- Excerpts from a figure dataset -
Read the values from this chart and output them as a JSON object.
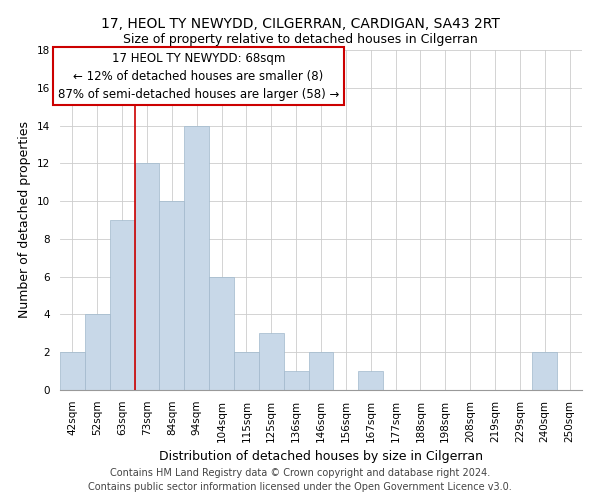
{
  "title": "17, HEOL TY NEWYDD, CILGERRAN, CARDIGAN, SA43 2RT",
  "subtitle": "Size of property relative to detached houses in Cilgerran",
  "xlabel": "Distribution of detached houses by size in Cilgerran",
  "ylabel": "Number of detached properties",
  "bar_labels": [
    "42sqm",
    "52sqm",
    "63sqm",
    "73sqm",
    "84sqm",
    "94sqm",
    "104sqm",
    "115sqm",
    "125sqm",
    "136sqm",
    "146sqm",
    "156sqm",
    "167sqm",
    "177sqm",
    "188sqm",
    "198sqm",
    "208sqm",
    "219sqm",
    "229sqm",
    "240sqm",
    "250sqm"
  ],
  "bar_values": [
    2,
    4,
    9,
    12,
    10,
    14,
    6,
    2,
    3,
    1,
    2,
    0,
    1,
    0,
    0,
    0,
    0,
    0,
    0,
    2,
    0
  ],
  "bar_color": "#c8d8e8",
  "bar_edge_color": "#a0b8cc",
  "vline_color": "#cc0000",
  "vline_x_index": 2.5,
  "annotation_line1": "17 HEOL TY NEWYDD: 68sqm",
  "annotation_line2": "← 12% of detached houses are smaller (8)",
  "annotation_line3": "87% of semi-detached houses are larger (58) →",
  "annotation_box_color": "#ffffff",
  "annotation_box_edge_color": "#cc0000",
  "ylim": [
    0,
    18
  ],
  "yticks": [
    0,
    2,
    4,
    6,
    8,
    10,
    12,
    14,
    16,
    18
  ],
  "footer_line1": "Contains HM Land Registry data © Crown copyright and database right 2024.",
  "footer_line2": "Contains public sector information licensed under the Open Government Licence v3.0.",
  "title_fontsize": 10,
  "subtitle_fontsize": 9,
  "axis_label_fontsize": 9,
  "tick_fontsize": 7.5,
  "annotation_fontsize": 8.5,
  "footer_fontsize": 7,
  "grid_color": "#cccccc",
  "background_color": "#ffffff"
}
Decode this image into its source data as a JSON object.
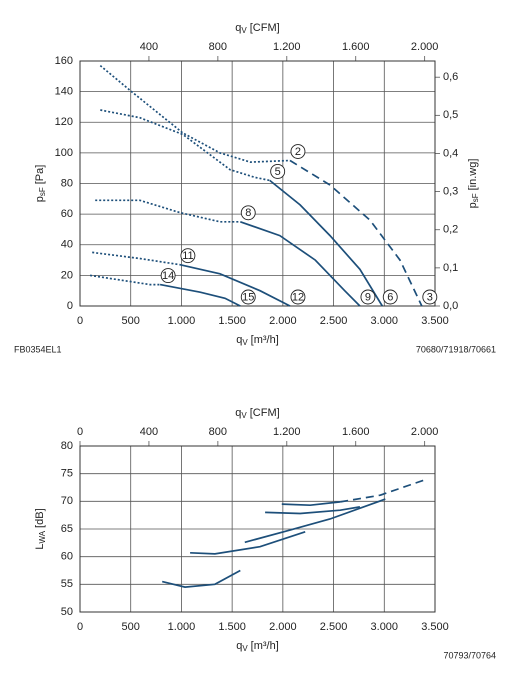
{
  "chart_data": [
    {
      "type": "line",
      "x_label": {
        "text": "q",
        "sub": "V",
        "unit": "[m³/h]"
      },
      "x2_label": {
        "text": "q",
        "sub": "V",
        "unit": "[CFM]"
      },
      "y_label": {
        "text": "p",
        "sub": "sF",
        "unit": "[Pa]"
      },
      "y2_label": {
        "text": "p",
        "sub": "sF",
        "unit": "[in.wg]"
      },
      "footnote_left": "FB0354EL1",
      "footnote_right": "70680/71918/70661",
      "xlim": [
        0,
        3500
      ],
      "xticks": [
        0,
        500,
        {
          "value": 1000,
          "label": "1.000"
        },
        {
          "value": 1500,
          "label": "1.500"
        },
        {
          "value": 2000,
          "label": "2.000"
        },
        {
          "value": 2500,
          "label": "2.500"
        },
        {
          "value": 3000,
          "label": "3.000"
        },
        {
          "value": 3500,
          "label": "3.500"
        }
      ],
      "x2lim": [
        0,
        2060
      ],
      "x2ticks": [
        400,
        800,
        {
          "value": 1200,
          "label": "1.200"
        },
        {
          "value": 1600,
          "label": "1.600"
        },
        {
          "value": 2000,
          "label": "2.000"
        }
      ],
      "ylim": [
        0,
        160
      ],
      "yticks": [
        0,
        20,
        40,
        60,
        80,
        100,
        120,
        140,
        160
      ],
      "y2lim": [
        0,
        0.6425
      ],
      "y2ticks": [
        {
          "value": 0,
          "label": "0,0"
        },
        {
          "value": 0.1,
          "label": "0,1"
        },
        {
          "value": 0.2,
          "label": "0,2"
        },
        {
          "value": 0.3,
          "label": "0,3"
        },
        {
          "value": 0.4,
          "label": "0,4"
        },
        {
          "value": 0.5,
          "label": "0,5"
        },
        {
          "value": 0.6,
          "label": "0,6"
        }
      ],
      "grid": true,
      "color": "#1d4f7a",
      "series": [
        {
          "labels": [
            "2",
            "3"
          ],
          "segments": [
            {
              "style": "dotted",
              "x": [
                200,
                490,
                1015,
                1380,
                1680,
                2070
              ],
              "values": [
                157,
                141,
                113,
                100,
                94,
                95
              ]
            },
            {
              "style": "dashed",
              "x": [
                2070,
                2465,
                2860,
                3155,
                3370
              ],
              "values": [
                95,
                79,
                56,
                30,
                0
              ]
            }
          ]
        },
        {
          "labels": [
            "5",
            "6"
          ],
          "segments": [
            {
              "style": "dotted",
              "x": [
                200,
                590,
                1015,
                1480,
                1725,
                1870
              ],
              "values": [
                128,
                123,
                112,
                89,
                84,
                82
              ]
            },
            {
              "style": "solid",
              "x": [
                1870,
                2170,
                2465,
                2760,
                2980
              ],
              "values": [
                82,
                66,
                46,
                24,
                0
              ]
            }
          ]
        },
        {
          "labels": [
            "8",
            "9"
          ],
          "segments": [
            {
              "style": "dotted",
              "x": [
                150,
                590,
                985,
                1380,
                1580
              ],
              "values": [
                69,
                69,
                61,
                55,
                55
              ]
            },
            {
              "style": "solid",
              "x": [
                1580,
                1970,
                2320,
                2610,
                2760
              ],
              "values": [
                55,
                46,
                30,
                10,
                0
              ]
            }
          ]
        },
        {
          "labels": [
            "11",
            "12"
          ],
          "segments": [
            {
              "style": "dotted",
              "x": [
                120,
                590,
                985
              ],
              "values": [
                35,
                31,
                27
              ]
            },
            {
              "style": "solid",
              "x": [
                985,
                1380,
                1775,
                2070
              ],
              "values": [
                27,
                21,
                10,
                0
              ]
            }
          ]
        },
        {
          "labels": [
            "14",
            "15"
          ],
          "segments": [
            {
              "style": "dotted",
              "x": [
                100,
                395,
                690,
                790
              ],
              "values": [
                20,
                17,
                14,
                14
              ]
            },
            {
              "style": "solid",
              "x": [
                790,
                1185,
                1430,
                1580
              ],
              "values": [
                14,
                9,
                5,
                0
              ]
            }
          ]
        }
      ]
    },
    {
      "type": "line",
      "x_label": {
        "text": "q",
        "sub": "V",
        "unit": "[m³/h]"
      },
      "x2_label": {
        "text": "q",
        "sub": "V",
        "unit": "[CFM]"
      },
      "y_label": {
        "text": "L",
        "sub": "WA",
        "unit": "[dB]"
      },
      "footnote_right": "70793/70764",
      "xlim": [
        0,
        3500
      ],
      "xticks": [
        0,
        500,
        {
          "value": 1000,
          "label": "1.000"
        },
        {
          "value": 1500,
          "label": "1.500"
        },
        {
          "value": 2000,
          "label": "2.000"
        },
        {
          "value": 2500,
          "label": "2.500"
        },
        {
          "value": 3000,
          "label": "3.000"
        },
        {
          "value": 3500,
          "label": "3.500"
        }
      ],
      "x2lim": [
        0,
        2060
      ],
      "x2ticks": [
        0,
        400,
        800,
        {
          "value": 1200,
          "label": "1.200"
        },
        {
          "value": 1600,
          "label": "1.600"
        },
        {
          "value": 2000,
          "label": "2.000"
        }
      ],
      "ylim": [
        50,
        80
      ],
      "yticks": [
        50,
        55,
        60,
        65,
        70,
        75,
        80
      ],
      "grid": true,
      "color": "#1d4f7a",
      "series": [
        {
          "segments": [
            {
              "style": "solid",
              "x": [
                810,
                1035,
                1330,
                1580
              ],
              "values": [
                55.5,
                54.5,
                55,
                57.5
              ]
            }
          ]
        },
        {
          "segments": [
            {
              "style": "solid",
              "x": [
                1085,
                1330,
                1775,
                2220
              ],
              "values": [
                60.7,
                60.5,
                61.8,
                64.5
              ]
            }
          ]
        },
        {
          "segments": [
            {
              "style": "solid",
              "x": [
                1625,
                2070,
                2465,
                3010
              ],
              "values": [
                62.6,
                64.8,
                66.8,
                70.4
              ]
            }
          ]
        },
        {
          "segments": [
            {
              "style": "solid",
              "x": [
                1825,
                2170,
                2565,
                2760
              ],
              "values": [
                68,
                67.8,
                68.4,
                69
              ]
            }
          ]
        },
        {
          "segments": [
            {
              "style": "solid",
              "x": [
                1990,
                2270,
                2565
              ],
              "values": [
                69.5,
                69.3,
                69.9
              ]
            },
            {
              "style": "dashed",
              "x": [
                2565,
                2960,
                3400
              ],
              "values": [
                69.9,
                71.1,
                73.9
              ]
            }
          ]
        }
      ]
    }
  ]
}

- WHAT TO PRODUCE -
Using the listing above, list every line in which the string "detached" occurs.

- SOLUTION FOR THIS TASK -
  "subtitle": "Size of property relative to detached houses in Cilgerran",
  "xlabel": "Distribution of detached houses by size in Cilgerran",
  "ylabel": "Number of detached properties",
  "annotation_line2": "← 12% of detached houses are smaller (8)",
  "annotation_line3": "87% of semi-detached houses are larger (58) →",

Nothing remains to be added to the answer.